Goal of the exercise.
Reproduce all the entries exactly and keep the pictures out.
....
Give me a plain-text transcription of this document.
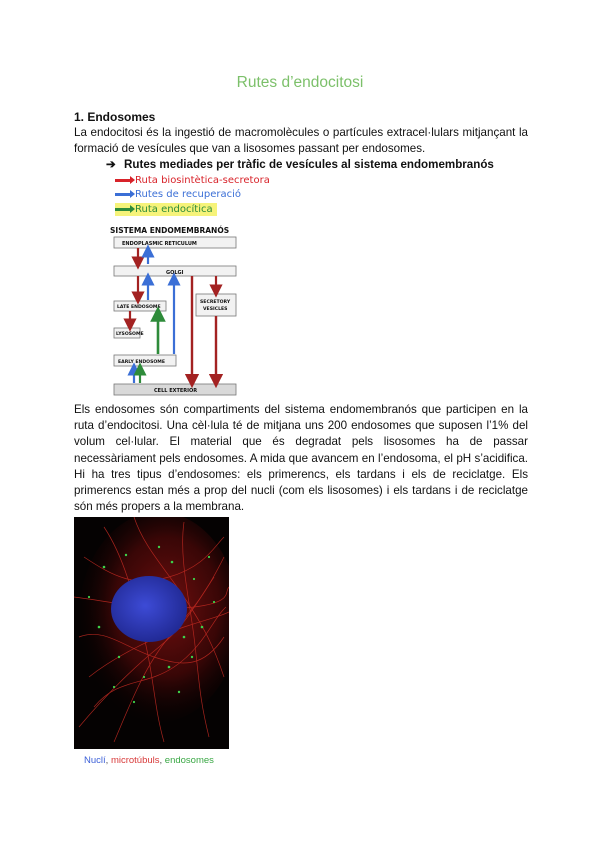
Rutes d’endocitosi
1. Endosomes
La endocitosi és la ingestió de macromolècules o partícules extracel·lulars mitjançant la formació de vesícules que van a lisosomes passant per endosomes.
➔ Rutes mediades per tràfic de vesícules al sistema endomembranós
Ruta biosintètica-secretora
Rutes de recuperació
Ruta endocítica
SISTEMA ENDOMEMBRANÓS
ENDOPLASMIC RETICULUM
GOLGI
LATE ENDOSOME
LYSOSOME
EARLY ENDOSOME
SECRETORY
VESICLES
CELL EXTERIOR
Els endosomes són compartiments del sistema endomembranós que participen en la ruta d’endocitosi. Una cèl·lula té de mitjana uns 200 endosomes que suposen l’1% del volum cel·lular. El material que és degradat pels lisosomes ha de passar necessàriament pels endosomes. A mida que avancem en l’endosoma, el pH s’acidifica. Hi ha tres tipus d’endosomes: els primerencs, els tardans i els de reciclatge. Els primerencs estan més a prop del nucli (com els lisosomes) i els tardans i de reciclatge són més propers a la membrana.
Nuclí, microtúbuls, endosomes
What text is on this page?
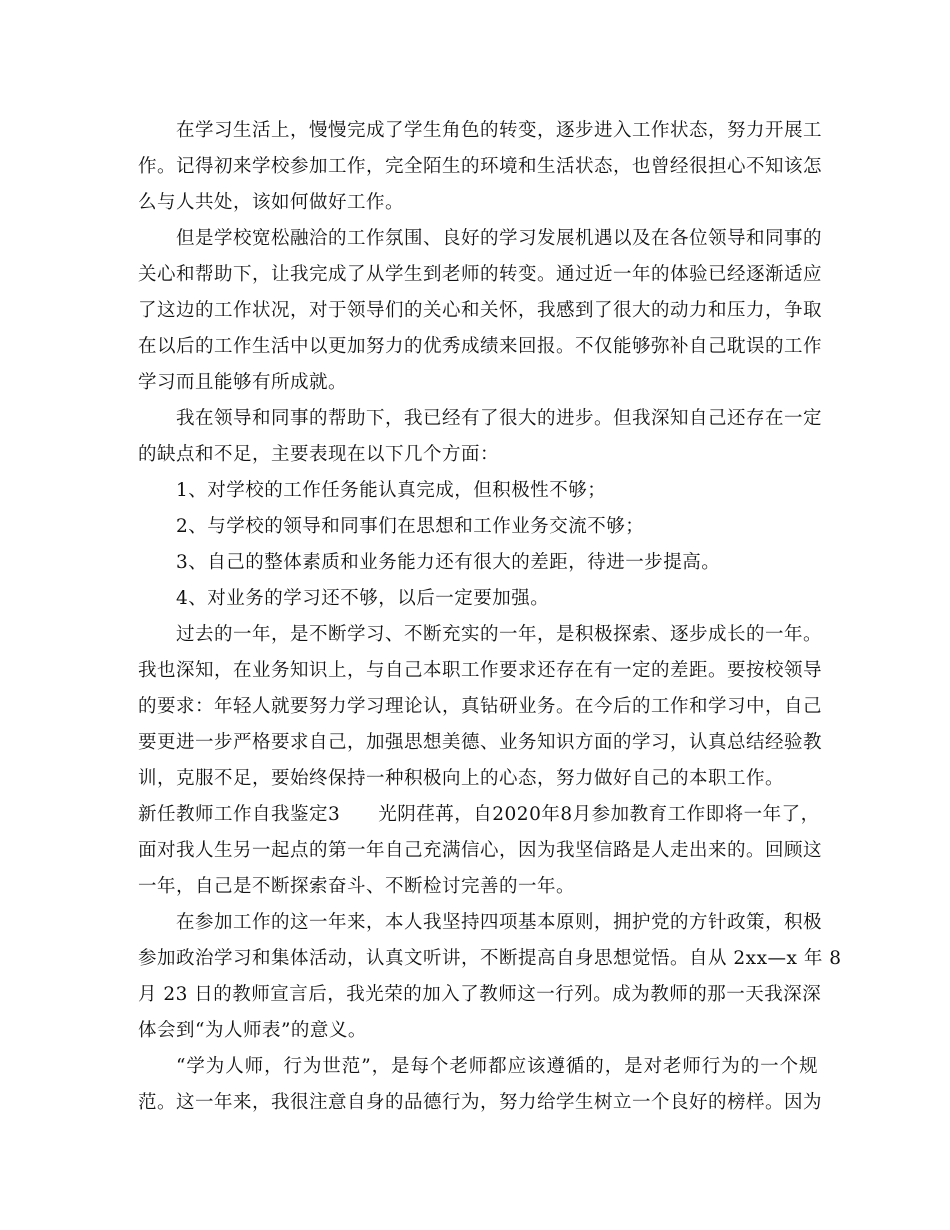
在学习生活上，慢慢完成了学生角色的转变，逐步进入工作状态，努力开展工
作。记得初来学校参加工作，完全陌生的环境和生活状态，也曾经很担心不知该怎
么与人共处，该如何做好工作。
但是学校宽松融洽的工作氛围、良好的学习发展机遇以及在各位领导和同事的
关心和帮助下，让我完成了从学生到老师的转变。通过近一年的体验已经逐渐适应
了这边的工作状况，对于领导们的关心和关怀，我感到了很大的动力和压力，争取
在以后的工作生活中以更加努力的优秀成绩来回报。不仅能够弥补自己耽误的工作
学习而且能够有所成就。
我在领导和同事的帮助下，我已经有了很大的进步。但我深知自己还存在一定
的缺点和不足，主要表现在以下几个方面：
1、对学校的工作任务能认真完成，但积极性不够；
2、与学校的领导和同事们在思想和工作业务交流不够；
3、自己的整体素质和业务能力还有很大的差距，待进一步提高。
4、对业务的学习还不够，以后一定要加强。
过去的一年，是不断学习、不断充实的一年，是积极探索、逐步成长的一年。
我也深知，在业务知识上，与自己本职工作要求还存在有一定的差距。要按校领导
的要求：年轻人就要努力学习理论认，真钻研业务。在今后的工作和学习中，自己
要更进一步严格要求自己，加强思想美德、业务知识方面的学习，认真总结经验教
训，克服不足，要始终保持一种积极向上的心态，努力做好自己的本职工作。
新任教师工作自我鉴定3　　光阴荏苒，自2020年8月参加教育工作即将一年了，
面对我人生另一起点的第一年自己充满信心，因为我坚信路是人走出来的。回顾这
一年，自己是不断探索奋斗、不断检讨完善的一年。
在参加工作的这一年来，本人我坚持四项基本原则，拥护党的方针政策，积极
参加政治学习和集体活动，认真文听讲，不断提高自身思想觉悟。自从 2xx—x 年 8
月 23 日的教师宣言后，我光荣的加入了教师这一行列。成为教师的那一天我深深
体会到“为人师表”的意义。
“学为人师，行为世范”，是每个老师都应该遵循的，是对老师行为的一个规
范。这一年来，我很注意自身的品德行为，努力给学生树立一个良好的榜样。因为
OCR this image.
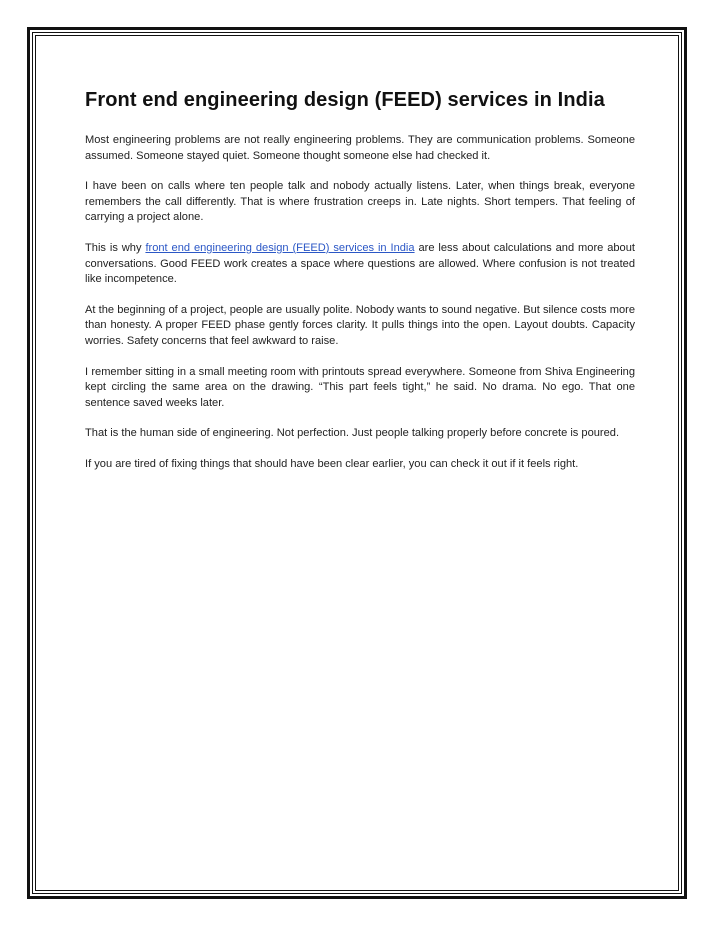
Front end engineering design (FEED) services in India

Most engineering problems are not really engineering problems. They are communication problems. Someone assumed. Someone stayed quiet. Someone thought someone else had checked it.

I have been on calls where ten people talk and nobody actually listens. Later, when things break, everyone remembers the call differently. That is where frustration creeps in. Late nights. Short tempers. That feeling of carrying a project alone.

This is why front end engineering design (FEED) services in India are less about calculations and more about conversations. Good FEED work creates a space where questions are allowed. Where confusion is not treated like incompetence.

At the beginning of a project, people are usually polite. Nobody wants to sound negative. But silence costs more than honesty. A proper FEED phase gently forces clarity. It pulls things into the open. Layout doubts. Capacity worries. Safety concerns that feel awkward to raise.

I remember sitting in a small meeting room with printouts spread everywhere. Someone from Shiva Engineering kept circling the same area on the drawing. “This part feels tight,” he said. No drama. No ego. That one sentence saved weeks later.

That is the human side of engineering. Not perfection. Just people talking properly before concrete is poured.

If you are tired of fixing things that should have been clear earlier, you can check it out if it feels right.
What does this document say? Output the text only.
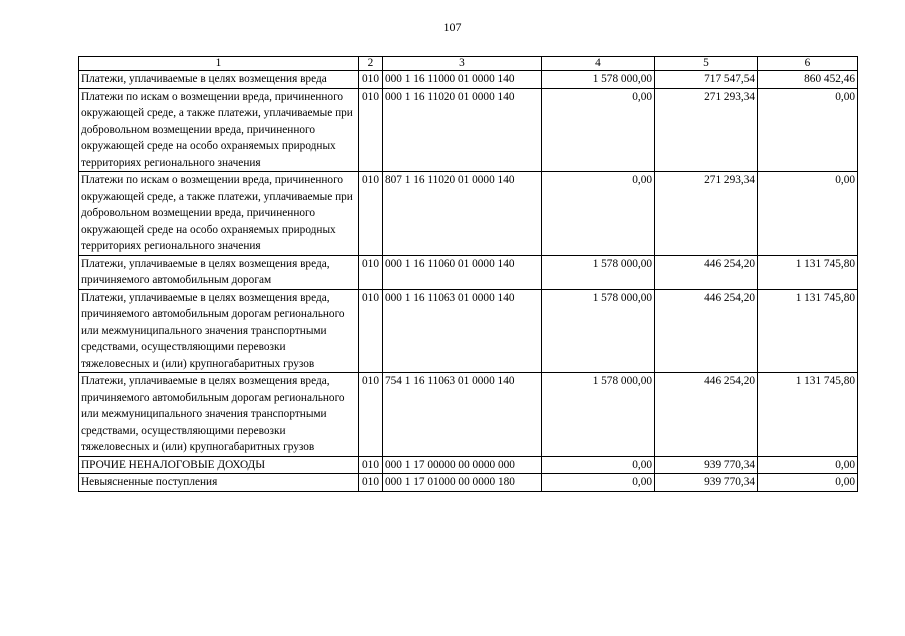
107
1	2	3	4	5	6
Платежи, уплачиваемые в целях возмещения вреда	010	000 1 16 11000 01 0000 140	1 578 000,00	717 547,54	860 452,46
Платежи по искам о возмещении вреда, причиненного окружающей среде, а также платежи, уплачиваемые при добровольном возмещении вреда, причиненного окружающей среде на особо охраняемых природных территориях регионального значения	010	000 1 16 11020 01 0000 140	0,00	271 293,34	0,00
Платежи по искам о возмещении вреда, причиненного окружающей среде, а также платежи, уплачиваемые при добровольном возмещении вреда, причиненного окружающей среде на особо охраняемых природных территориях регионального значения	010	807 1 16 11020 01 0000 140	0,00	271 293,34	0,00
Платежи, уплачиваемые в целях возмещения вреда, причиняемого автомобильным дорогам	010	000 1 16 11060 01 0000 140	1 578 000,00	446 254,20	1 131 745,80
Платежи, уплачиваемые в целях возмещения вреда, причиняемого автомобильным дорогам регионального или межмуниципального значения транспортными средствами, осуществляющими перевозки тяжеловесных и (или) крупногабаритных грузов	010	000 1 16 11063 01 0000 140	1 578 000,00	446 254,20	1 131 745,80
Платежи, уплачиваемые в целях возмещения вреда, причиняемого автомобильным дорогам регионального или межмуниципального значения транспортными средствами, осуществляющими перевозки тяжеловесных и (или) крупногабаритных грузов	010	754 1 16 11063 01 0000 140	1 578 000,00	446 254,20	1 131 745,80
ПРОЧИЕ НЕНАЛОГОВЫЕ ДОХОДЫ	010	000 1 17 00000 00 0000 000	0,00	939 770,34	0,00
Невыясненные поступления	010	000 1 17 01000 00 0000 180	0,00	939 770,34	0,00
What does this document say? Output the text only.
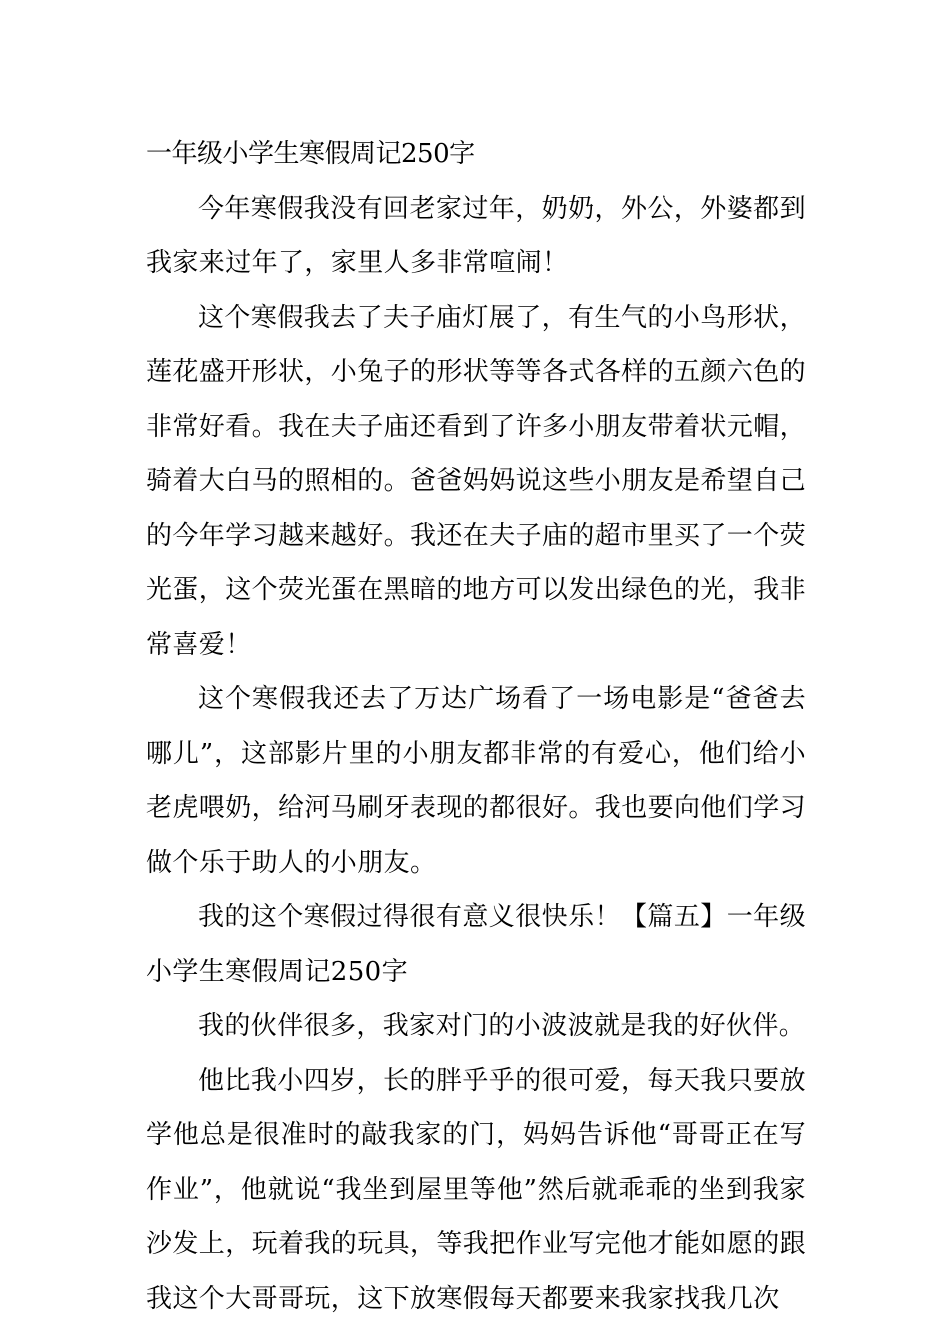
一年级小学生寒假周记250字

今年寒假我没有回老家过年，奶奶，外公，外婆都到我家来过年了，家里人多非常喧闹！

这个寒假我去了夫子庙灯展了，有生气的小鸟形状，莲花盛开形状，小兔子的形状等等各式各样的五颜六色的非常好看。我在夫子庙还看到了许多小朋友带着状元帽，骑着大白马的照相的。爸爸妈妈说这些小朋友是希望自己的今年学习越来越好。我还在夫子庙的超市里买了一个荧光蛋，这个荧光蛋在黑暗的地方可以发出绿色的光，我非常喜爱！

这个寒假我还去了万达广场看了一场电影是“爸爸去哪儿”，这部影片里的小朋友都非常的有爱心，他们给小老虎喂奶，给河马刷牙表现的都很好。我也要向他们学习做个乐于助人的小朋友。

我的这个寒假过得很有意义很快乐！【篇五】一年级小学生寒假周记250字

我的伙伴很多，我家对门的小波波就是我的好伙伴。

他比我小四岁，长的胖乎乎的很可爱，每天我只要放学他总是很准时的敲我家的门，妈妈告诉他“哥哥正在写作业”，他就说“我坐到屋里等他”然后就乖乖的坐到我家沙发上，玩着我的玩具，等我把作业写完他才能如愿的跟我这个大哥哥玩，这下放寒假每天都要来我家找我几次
....
Reply.
Give me a plain-text transcription of this document.
Rutes d’endocitosi
1. Endosomes
La endocitosi és la ingestió de macromolècules o partícules extracel·lulars mitjançant la formació de vesícules que van a lisosomes passant per endosomes.
➔ Rutes mediades per tràfic de vesícules al sistema endomembranós
Ruta biosintètica-secretora
Rutes de recuperació
Ruta endocítica
SISTEMA ENDOMEMBRANÓS
ENDOPLASMIC RETICULUM
GOLGI
LATE ENDOSOME
LYSOSOME
EARLY ENDOSOME
SECRETORY
VESICLES
CELL EXTERIOR
Els endosomes són compartiments del sistema endomembranós que participen en la ruta d’endocitosi. Una cèl·lula té de mitjana uns 200 endosomes que suposen l’1% del volum cel·lular. El material que és degradat pels lisosomes ha de passar necessàriament pels endosomes. A mida que avancem en l’endosoma, el pH s’acidifica. Hi ha tres tipus d’endosomes: els primerencs, els tardans i els de reciclatge. Els primerencs estan més a prop del nucli (com els lisosomes) i els tardans i de reciclatge són més propers a la membrana.
Nuclí, microtúbuls, endosomes
What text is on this page?
在学习生活上，慢慢完成了学生角色的转变，逐步进入工作状态，努力开展工
作。记得初来学校参加工作，完全陌生的环境和生活状态，也曾经很担心不知该怎
么与人共处，该如何做好工作。
但是学校宽松融洽的工作氛围、良好的学习发展机遇以及在各位领导和同事的
关心和帮助下，让我完成了从学生到老师的转变。通过近一年的体验已经逐渐适应
了这边的工作状况，对于领导们的关心和关怀，我感到了很大的动力和压力，争取
在以后的工作生活中以更加努力的优秀成绩来回报。不仅能够弥补自己耽误的工作
学习而且能够有所成就。
我在领导和同事的帮助下，我已经有了很大的进步。但我深知自己还存在一定
的缺点和不足，主要表现在以下几个方面：
1、对学校的工作任务能认真完成，但积极性不够；
2、与学校的领导和同事们在思想和工作业务交流不够；
3、自己的整体素质和业务能力还有很大的差距，待进一步提高。
4、对业务的学习还不够，以后一定要加强。
过去的一年，是不断学习、不断充实的一年，是积极探索、逐步成长的一年。
我也深知，在业务知识上，与自己本职工作要求还存在有一定的差距。要按校领导
的要求：年轻人就要努力学习理论认，真钻研业务。在今后的工作和学习中，自己
要更进一步严格要求自己，加强思想美德、业务知识方面的学习，认真总结经验教
训，克服不足，要始终保持一种积极向上的心态，努力做好自己的本职工作。
新任教师工作自我鉴定3　　光阴荏苒，自2020年8月参加教育工作即将一年了，
面对我人生另一起点的第一年自己充满信心，因为我坚信路是人走出来的。回顾这
一年，自己是不断探索奋斗、不断检讨完善的一年。
在参加工作的这一年来，本人我坚持四项基本原则，拥护党的方针政策，积极
参加政治学习和集体活动，认真文听讲，不断提高自身思想觉悟。自从 2xx—x 年 8
月 23 日的教师宣言后，我光荣的加入了教师这一行列。成为教师的那一天我深深
体会到“为人师表”的意义。
“学为人师，行为世范”，是每个老师都应该遵循的，是对老师行为的一个规
范。这一年来，我很注意自身的品德行为，努力给学生树立一个良好的榜样。因为
OCR this image.
Front end engineering design (FEED) services in India

Most engineering problems are not really engineering problems. They are communication problems. Someone assumed. Someone stayed quiet. Someone thought someone else had checked it.

I have been on calls where ten people talk and nobody actually listens. Later, when things break, everyone remembers the call differently. That is where frustration creeps in. Late nights. Short tempers. That feeling of carrying a project alone.

This is why front end engineering design (FEED) services in India are less about calculations and more about conversations. Good FEED work creates a space where questions are allowed. Where confusion is not treated like incompetence.

At the beginning of a project, people are usually polite. Nobody wants to sound negative. But silence costs more than honesty. A proper FEED phase gently forces clarity. It pulls things into the open. Layout doubts. Capacity worries. Safety concerns that feel awkward to raise.

I remember sitting in a small meeting room with printouts spread everywhere. Someone from Shiva Engineering kept circling the same area on the drawing. “This part feels tight,” he said. No drama. No ego. That one sentence saved weeks later.

That is the human side of engineering. Not perfection. Just people talking properly before concrete is poured.

If you are tired of fixing things that should have been clear earlier, you can check it out if it feels right.
What does this document say? Output the text only.
107
1	2	3	4	5	6
Платежи, уплачиваемые в целях возмещения вреда	010	000 1 16 11000 01 0000 140	1 578 000,00	717 547,54	860 452,46
Платежи по искам о возмещении вреда, причиненного окружающей среде, а также платежи, уплачиваемые при добровольном возмещении вреда, причиненного окружающей среде на особо охраняемых природных территориях регионального значения	010	000 1 16 11020 01 0000 140	0,00	271 293,34	0,00
Платежи по искам о возмещении вреда, причиненного окружающей среде, а также платежи, уплачиваемые при добровольном возмещении вреда, причиненного окружающей среде на особо охраняемых природных территориях регионального значения	010	807 1 16 11020 01 0000 140	0,00	271 293,34	0,00
Платежи, уплачиваемые в целях возмещения вреда, причиняемого автомобильным дорогам	010	000 1 16 11060 01 0000 140	1 578 000,00	446 254,20	1 131 745,80
Платежи, уплачиваемые в целях возмещения вреда, причиняемого автомобильным дорогам регионального или межмуниципального значения транспортными средствами, осуществляющими перевозки тяжеловесных и (или) крупногабаритных грузов	010	000 1 16 11063 01 0000 140	1 578 000,00	446 254,20	1 131 745,80
Платежи, уплачиваемые в целях возмещения вреда, причиняемого автомобильным дорогам регионального или межмуниципального значения транспортными средствами, осуществляющими перевозки тяжеловесных и (или) крупногабаритных грузов	010	754 1 16 11063 01 0000 140	1 578 000,00	446 254,20	1 131 745,80
ПРОЧИЕ НЕНАЛОГОВЫЕ ДОХОДЫ	010	000 1 17 00000 00 0000 000	0,00	939 770,34	0,00
Невыясненные поступления	010	000 1 17 01000 00 0000 180	0,00	939 770,34	0,00
What does this document say? Output the text only.
一年级小学生寒假周记250字

今年寒假我没有回老家过年，奶奶，外公，外婆都到我家来过年了，家里人多非常喧闹！

这个寒假我去了夫子庙灯展了，有生气的小鸟形状，莲花盛开形状，小兔子的形状等等各式各样的五颜六色的非常好看。我在夫子庙还看到了许多小朋友带着状元帽，骑着大白马的照相的。爸爸妈妈说这些小朋友是希望自己的今年学习越来越好。我还在夫子庙的超市里买了一个荧光蛋，这个荧光蛋在黑暗的地方可以发出绿色的光，我非常喜爱！

这个寒假我还去了万达广场看了一场电影是“爸爸去哪儿”，这部影片里的小朋友都非常的有爱心，他们给小老虎喂奶，给河马刷牙表现的都很好。我也要向他们学习做个乐于助人的小朋友。

我的这个寒假过得很有意义很快乐！【篇五】一年级小学生寒假周记250字

我的伙伴很多，我家对门的小波波就是我的好伙伴。

他比我小四岁，长的胖乎乎的很可爱，每天我只要放学他总是很准时的敲我家的门，妈妈告诉他“哥哥正在写作业”，他就说“我坐到屋里等他”然后就乖乖的坐到我家沙发上，玩着我的玩具，等我把作业写完他才能如愿的跟我这个大哥哥玩，这下放寒假每天都要来我家找我几次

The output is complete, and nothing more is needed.